→ **Requirements**:
Set down, unchanged, the part of the lines that opens with the line containing "- scatter-point: [694, 142, 705, 152]" and closes with the line containing "- scatter-point: [744, 97, 754, 107]".

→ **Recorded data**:
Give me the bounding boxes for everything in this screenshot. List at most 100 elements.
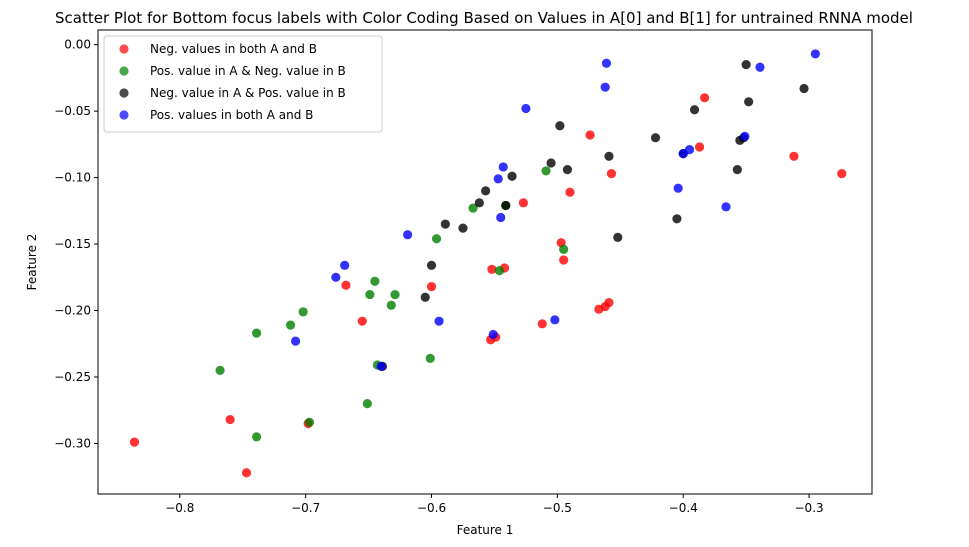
- scatter-point: [694, 142, 705, 152]
- scatter-point: [740, 131, 750, 141]
- scatter-point: [458, 223, 468, 233]
- scatter-point: [468, 203, 478, 213]
- scatter-point: [550, 315, 560, 325]
- scatter-point: [585, 130, 595, 140]
- scatter-point: [426, 260, 437, 270]
- scatter-point: [799, 83, 809, 94]
- scatter-point: [403, 230, 413, 240]
- scatter-point: [755, 62, 765, 72]
- scatter-point: [474, 198, 484, 208]
- scatter-point: [546, 158, 556, 168]
- y-tick-label: −0.05: [54, 104, 91, 118]
- y-tick-label: 0.00: [64, 38, 91, 52]
- scatter-point: [357, 316, 367, 326]
- scatter-point: [494, 266, 505, 276]
- scatter-point: [744, 97, 754, 107]
- x-tick-label: −0.4: [669, 501, 698, 515]
- scatter-point: [789, 151, 799, 161]
- scatter-point: [225, 414, 235, 425]
- scatter-point: [487, 264, 497, 274]
- legend-box: [103, 35, 383, 133]
- scatter-point: [426, 281, 437, 292]
- scatter-point: [541, 166, 551, 176]
- scatter-point: [431, 234, 442, 244]
- legend-marker: [119, 44, 129, 54]
- legend-label: Pos. values in both A and B: [150, 108, 313, 122]
- legend: Neg. values in both A and B Pos. value in…: [103, 35, 383, 133]
- scatter-point: [420, 292, 430, 302]
- scatter-point: [689, 105, 700, 115]
- x-axis-label: Feature 1: [457, 523, 514, 537]
- scatter-point: [498, 162, 508, 172]
- scatter-point: [555, 121, 565, 131]
- scatter-point: [700, 93, 710, 103]
- y-tick-label: −0.20: [54, 304, 91, 318]
- x-tick-label: −0.5: [543, 501, 572, 515]
- scatter-point: [518, 198, 528, 208]
- scatter-point: [440, 219, 450, 229]
- scatter-point: [365, 289, 375, 300]
- scatter-point: [362, 398, 372, 409]
- y-axis-label: Feature 2: [25, 234, 39, 291]
- scatter-point: [496, 212, 506, 223]
- scatter-point: [290, 336, 301, 346]
- scatter-point: [285, 320, 296, 330]
- scatter-point: [493, 174, 503, 184]
- scatter-point: [565, 187, 575, 197]
- scatter-point: [215, 365, 225, 375]
- scatter-point: [390, 289, 400, 300]
- y-tick-label: −0.15: [54, 237, 91, 251]
- scatter-point: [650, 133, 661, 143]
- scatter-point: [721, 202, 731, 212]
- y-tick-label: −0.25: [54, 370, 91, 384]
- scatter-point: [537, 319, 547, 329]
- scatter-point: [604, 297, 614, 308]
- scatter-point: [501, 200, 511, 211]
- legend-marker: [119, 66, 129, 76]
- scatter-point: [604, 151, 614, 161]
- scatter-point: [521, 103, 531, 114]
- scatter-point: [298, 307, 308, 317]
- x-tick-label: −0.7: [291, 501, 320, 515]
- scatter-point: [810, 49, 820, 59]
- scatter-point: [507, 171, 517, 181]
- x-tick-label: −0.6: [417, 501, 446, 515]
- scatter-point: [481, 186, 491, 196]
- scatter-point: [129, 437, 140, 447]
- scatter-point: [559, 255, 569, 265]
- scatter-point: [673, 183, 683, 193]
- y-axis: 0.00 −0.05 −0.10 −0.15 −0.20 −0.25 −0.30: [54, 38, 98, 450]
- legend-label: Pos. value in A & Neg. value in B: [150, 64, 346, 78]
- scatter-point: [331, 272, 341, 282]
- scatter-point: [672, 214, 682, 224]
- scatter-point: [559, 244, 569, 254]
- legend-label: Neg. value in A & Pos. value in B: [150, 86, 346, 100]
- scatter-point: [341, 280, 351, 290]
- legend-marker: [119, 88, 129, 98]
- plot-frame: [97, 29, 873, 495]
- scatter-point: [304, 417, 315, 427]
- scatter-point: [601, 58, 612, 68]
- scatter-point: [606, 168, 617, 179]
- x-tick-label: −0.8: [165, 501, 194, 515]
- scatter-point: [370, 276, 380, 286]
- scatter-point: [600, 82, 610, 92]
- scatter-point: [562, 164, 573, 175]
- legend-label: Neg. values in both A and B: [150, 42, 317, 56]
- scatter-point: [613, 232, 623, 243]
- scatter-point: [251, 432, 262, 442]
- scatter-point: [741, 59, 751, 70]
- scatter-point: [241, 468, 252, 478]
- scatter-point: [386, 300, 396, 310]
- legend-marker: [119, 110, 129, 120]
- scatter-point: [251, 328, 262, 338]
- scatter-point: [376, 361, 386, 371]
- y-tick-label: −0.10: [54, 171, 91, 185]
- scatter-point: [425, 353, 435, 363]
- scatter-point: [837, 168, 847, 179]
- chart-title: Scatter Plot for Bottom focus labels wit…: [55, 9, 913, 27]
- scatter-point: [684, 145, 695, 155]
- x-tick-label: −0.3: [795, 501, 824, 515]
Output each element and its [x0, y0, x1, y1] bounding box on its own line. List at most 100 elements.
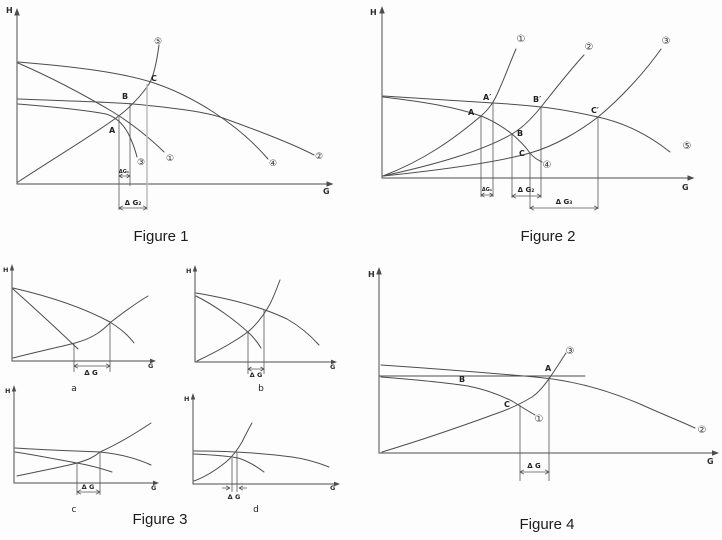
- fig1-curve2-badge: ②: [315, 152, 323, 162]
- fig1-curve4-badge: ④: [269, 159, 277, 169]
- fig1-point-A-label: A: [109, 126, 116, 135]
- fig3c-h-axis-arrow-icon: [11, 385, 17, 392]
- fig2-curve-1-rising: [382, 48, 517, 177]
- fig2-g-axis-label: G: [682, 183, 689, 192]
- fig1-point-B-label: B: [122, 92, 128, 101]
- fig3d-subplot-label: d: [253, 505, 259, 515]
- fig4-point-C-label: C: [504, 400, 510, 409]
- fig3a-delta-g-dimension-arrow: [73, 363, 111, 369]
- fig2-delta-g3-label: Δ G₃: [556, 198, 573, 206]
- fig4-curve1-badge: ①: [535, 414, 544, 425]
- fig1-curve1-badge: ①: [166, 154, 174, 164]
- fig4-curve2-badge: ②: [698, 425, 707, 436]
- fig1-curve3-badge: ③: [137, 158, 145, 168]
- fig4-h-axis-arrow-icon: [376, 267, 382, 275]
- fig3a-g-axis-arrow-icon: [150, 358, 156, 364]
- fig4-curve-1-steep: [380, 376, 536, 416]
- fig4-h-axis-label: H: [368, 270, 375, 279]
- fig3-subplot-c: H G Δ G c: [5, 385, 159, 515]
- fig3b-g-axis-label: G: [330, 363, 335, 371]
- fig3b-h-axis-arrow-icon: [192, 265, 198, 272]
- fig2-h-axis-arrow-icon: [379, 6, 385, 14]
- fig2-delta-g3-dimension-arrow: [529, 205, 599, 211]
- fig2-point-A-prime-label: A′: [483, 93, 491, 102]
- fig2-point-A-label: A: [468, 108, 475, 117]
- fig4-curve-3-rising: [381, 352, 567, 453]
- fig3c-g-axis-label: G: [151, 484, 156, 492]
- fig1-delta-g1-label: ΔG₁: [119, 169, 129, 175]
- fig3a-subplot-label: a: [71, 384, 77, 394]
- fig3b-delta-g-label: Δ G: [250, 371, 263, 379]
- fig3a-h-axis-label: H: [3, 266, 8, 274]
- fig3-subplot-a: H G Δ G a: [3, 264, 156, 394]
- fig1-g-axis-arrow-icon: [326, 181, 334, 187]
- fig3-subplot-d: H G Δ G d: [184, 393, 340, 515]
- fig3a-g-axis-label: G: [148, 362, 153, 370]
- fig1-caption: Figure 1: [133, 228, 188, 245]
- fig2-curve5-badge: ⑤: [683, 141, 692, 152]
- figure-2: H G A A′ B B′ C C′ ① ② ③ ④ ⑤ ΔG₁ Δ G₂ Δ …: [370, 6, 695, 245]
- fig1-delta-g2-dimension-arrow: [118, 205, 148, 211]
- fig2-h-axis-label: H: [370, 8, 377, 17]
- fig3d-delta-g-label: Δ G: [228, 493, 241, 501]
- fig4-point-B-label: B: [459, 375, 465, 384]
- fig2-delta-g2-label: Δ G₂: [518, 186, 535, 194]
- fig2-curve-3-rising: [382, 48, 662, 177]
- fig4-curve3-badge: ③: [566, 346, 575, 357]
- fig3d-flat-lower-curve: [193, 453, 265, 473]
- fig3-caption: Figure 3: [132, 511, 187, 528]
- fig4-g-axis-label: G: [707, 457, 714, 466]
- fig1-curve-3-steep: [17, 103, 138, 158]
- fig2-curve3-badge: ③: [662, 36, 671, 47]
- fig2-curve-5-flat: [382, 95, 671, 153]
- fig4-delta-g-label: Δ G: [527, 462, 541, 470]
- fig1-curve-4-flat: [17, 61, 269, 160]
- figure-4: H G A B C ③ ① ② Δ G Figure 4: [368, 267, 719, 533]
- fig2-curve1-badge: ①: [517, 34, 526, 45]
- fig3c-g-axis-arrow-icon: [153, 480, 159, 486]
- fig1-delta-g1-dimension-arrow: [118, 173, 131, 179]
- fig1-curve-2-flat: [17, 98, 315, 156]
- fig4-curve-2-flat: [380, 364, 696, 429]
- fig2-point-C-label: C: [519, 149, 525, 158]
- fig3b-rising-curve: [196, 279, 281, 362]
- fig3d-h-axis-label: H: [184, 395, 189, 403]
- fig3a-h-axis-arrow-icon: [9, 264, 15, 271]
- fig1-curve-5-rising: [17, 44, 160, 183]
- fig3d-delta-g-dimension-arrow: [222, 485, 247, 491]
- fig2-point-C-prime-label: C′: [591, 106, 599, 115]
- fig3b-flat-curve: [195, 292, 320, 346]
- fig2-delta-g1-dimension-arrow: [480, 192, 494, 198]
- fig3a-steep-curve: [12, 288, 79, 350]
- fig3d-h-axis-arrow-icon: [190, 393, 196, 400]
- fig1-g-axis-label: G: [323, 187, 330, 196]
- fig3c-delta-g-dimension-arrow: [76, 489, 101, 495]
- fig3-subplot-b: H G Δ G b: [186, 265, 337, 394]
- fig2-curve-4-steep: [382, 96, 543, 163]
- fig2-point-B-prime-label: B′: [533, 95, 541, 104]
- fig4-caption: Figure 4: [519, 516, 574, 533]
- fig2-point-B-label: B: [517, 129, 523, 138]
- fig1-point-C-label: C: [151, 74, 157, 83]
- fig3c-flat-lower-curve: [14, 451, 113, 473]
- fig3c-delta-g-label: Δ G: [82, 483, 95, 491]
- fig3c-rising-curve: [16, 422, 152, 477]
- figure-3: H G Δ G a H G Δ G b: [3, 264, 340, 528]
- fig1-h-axis-label: H: [6, 6, 13, 15]
- fig3c-flat-upper-curve: [14, 447, 152, 466]
- fig3b-g-axis-arrow-icon: [331, 359, 337, 365]
- fig3a-rising-curve: [12, 295, 149, 359]
- fig3b-steep-curve: [195, 295, 262, 349]
- fig1-h-axis-arrow-icon: [14, 8, 20, 16]
- fig3c-subplot-label: c: [72, 505, 77, 515]
- fig1-curve5-badge: ⑤: [154, 37, 162, 47]
- fig2-delta-g2-dimension-arrow: [511, 193, 542, 199]
- fig2-caption: Figure 2: [520, 228, 575, 245]
- fig1-curve-1-steep: [17, 62, 165, 153]
- figure-1: H G A B C ⑤ ④ ② ③ ① ΔG₁ Δ G₂ Figure 1: [6, 6, 334, 245]
- fig2-g-axis-arrow-icon: [687, 175, 695, 181]
- fig3a-flat-curve: [12, 287, 135, 344]
- fig4-g-axis-arrow-icon: [712, 450, 719, 456]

→ **Correct response**:
- scatter-point: [694, 142, 705, 152]
- scatter-point: [740, 131, 750, 141]
- scatter-point: [458, 223, 468, 233]
- scatter-point: [468, 203, 478, 213]
- scatter-point: [550, 315, 560, 325]
- scatter-point: [585, 130, 595, 140]
- scatter-point: [426, 260, 437, 270]
- scatter-point: [799, 83, 809, 94]
- scatter-point: [403, 230, 413, 240]
- scatter-point: [755, 62, 765, 72]
- scatter-point: [474, 198, 484, 208]
- scatter-point: [546, 158, 556, 168]
- y-tick-label: −0.05: [54, 104, 91, 118]
- y-tick-label: 0.00: [64, 38, 91, 52]
- scatter-point: [357, 316, 367, 326]
- scatter-point: [494, 266, 505, 276]
- scatter-point: [744, 97, 754, 107]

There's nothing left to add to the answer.